* BEGIN *

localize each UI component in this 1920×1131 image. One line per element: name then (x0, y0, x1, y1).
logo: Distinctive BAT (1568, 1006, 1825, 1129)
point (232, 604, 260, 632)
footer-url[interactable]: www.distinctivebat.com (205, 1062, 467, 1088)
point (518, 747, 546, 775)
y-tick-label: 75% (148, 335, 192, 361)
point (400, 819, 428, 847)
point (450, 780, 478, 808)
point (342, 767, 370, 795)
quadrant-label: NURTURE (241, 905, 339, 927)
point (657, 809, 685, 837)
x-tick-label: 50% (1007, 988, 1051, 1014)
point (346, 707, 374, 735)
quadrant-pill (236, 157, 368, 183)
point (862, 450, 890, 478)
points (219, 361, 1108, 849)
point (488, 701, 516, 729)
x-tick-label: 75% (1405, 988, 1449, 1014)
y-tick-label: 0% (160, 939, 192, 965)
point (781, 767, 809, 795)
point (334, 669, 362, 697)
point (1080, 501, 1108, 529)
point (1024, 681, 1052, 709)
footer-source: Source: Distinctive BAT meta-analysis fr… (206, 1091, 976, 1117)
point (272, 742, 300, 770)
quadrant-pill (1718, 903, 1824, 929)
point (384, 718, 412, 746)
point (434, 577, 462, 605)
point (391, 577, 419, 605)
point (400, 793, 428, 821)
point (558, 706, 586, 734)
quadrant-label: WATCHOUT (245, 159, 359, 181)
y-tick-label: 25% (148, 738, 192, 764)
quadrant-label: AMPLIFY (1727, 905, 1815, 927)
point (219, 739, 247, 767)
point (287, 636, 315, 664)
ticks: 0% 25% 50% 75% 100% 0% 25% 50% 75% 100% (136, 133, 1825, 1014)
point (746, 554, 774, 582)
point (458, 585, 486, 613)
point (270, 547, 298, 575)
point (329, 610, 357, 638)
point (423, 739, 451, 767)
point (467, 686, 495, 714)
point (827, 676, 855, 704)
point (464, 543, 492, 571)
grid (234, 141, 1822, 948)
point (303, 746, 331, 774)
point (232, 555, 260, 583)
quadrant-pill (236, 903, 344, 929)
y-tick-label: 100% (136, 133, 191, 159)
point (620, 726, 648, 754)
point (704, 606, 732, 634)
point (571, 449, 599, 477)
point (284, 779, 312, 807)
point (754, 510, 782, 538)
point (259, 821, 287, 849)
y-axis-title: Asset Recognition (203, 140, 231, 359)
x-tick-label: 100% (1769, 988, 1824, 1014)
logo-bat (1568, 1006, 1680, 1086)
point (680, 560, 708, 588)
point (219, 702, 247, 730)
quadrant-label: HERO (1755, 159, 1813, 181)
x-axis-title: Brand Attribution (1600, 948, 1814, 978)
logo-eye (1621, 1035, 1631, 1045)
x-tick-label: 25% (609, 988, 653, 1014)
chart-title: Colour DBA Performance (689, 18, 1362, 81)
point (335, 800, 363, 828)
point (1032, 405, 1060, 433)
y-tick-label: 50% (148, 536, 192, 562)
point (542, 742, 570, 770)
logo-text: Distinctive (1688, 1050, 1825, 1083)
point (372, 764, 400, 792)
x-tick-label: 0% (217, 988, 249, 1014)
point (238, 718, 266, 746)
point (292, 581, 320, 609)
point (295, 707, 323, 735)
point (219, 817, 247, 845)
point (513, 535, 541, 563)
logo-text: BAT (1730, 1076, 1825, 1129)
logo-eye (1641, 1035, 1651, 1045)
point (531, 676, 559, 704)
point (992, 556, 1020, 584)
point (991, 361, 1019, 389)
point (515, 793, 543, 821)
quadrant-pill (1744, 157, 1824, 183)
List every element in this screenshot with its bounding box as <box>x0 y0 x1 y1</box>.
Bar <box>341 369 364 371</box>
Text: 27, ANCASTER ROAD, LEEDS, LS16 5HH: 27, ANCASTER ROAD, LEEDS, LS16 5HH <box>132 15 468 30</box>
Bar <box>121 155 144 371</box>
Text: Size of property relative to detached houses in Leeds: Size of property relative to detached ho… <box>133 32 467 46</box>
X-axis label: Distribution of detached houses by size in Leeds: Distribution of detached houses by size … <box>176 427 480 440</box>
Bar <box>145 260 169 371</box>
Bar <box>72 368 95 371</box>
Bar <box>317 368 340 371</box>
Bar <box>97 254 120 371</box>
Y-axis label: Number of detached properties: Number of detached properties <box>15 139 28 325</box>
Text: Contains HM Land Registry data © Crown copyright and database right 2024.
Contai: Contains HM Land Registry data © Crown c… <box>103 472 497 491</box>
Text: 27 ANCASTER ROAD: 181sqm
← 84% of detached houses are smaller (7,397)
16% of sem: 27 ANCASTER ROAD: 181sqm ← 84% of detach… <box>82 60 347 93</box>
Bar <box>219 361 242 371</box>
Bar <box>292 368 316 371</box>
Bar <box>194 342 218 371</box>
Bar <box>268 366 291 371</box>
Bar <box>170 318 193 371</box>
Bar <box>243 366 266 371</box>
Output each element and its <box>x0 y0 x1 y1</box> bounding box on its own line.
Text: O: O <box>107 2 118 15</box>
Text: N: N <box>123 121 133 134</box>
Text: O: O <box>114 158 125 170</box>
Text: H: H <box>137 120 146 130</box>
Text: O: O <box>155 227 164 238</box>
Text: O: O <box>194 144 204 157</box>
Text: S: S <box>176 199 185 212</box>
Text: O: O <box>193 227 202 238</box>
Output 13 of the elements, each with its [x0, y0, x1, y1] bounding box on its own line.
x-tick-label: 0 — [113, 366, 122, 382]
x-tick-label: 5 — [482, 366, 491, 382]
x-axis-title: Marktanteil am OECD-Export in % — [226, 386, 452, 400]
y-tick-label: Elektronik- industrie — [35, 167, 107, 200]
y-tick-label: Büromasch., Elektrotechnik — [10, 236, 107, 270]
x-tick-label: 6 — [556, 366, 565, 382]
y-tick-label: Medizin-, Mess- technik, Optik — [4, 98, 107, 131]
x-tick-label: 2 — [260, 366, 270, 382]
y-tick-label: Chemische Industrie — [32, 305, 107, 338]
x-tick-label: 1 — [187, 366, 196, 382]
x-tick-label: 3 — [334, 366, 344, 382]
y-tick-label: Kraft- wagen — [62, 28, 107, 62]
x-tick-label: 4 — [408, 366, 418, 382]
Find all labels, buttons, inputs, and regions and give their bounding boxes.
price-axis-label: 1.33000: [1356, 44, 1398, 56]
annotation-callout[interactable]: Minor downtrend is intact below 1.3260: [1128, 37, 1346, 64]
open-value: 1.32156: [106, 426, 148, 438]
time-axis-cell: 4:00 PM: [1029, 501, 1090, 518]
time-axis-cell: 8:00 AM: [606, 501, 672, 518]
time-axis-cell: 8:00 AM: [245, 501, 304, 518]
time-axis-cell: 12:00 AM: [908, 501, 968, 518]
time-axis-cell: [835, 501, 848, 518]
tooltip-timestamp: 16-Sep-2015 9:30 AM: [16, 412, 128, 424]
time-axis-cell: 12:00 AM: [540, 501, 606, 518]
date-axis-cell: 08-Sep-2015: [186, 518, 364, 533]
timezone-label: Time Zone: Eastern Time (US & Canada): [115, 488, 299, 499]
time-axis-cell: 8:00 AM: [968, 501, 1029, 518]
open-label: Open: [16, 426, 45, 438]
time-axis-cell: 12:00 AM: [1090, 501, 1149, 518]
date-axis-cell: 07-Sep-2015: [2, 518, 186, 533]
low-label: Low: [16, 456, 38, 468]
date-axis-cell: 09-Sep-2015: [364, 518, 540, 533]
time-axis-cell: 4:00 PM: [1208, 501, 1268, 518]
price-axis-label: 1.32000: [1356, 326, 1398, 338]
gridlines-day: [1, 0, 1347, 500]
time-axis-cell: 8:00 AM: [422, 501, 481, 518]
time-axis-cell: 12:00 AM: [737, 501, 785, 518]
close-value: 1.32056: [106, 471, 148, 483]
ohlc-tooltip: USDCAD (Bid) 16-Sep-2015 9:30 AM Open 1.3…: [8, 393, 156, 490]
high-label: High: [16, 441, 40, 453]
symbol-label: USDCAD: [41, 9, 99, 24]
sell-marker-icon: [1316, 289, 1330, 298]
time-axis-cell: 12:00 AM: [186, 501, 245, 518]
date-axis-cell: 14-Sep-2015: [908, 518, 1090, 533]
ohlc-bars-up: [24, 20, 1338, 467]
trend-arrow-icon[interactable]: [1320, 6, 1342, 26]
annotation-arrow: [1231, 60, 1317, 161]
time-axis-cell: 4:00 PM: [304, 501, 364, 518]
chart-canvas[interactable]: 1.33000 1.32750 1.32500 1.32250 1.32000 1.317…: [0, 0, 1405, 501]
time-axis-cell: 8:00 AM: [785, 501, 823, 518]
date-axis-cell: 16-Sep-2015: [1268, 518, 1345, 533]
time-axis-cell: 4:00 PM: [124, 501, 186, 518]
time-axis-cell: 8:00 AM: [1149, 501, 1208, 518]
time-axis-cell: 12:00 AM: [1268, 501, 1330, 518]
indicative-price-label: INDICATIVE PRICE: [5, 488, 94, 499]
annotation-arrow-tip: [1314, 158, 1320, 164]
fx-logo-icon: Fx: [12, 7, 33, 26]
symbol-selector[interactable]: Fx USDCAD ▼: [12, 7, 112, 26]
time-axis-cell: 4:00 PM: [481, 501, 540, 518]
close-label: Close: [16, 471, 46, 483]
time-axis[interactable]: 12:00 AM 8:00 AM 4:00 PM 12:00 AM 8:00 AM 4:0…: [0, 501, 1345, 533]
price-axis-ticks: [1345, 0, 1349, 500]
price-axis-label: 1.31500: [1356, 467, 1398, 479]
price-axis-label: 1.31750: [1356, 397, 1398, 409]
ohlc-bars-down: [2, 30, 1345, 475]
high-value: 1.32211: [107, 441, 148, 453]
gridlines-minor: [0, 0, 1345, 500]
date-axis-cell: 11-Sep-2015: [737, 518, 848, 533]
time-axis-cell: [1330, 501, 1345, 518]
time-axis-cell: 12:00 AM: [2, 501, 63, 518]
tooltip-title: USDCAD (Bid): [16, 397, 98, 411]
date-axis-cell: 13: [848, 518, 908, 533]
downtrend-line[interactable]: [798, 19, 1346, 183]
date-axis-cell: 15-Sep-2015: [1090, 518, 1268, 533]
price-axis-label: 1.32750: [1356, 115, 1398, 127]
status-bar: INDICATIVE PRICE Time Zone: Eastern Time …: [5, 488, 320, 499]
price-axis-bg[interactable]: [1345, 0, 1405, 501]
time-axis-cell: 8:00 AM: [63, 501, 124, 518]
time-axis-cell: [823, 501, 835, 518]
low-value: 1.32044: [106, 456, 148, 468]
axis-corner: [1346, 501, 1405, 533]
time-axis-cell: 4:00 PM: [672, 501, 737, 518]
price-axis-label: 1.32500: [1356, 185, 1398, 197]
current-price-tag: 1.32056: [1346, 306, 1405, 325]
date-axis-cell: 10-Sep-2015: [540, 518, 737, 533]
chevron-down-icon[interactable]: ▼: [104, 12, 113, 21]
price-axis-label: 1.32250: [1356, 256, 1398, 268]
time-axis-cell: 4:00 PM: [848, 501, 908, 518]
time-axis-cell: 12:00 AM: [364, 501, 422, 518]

* END *

» **DIRECTIONS**
Render the stretch from the start of the rows through the line containing "y-tick-label: 0% (160, 939, 192, 965)" as a Markdown table with two columns, Index and Entry. Number each line under Index, put its text under Entry, and skip blank lines.

» **ANSWER TO THIS PROBLEM**
| Index | Entry |
|---|---|
| 1 | localize each UI component in this 1920×1131 image. One line per element: name then (x0, y0, x1, y1). |
| 2 | logo: Distinctive BAT (1568, 1006, 1825, 1129) |
| 3 | point (232, 604, 260, 632) |
| 4 | footer-url[interactable]: www.distinctivebat.com (205, 1062, 467, 1088) |
| 5 | point (518, 747, 546, 775) |
| 6 | y-tick-label: 75% (148, 335, 192, 361) |
| 7 | point (400, 819, 428, 847) |
| 8 | point (450, 780, 478, 808) |
| 9 | point (342, 767, 370, 795) |
| 10 | quadrant-label: NURTURE (241, 905, 339, 927) |
| 11 | point (657, 809, 685, 837) |
| 12 | x-tick-label: 50% (1007, 988, 1051, 1014) |
| 13 | point (346, 707, 374, 735) |
| 14 | quadrant-pill (236, 157, 368, 183) |
| 15 | point (862, 450, 890, 478) |
| 16 | points (219, 361, 1108, 849) |
| 17 | point (488, 701, 516, 729) |
| 18 | x-tick-label: 75% (1405, 988, 1449, 1014) |
| 19 | y-tick-label: 0% (160, 939, 192, 965) |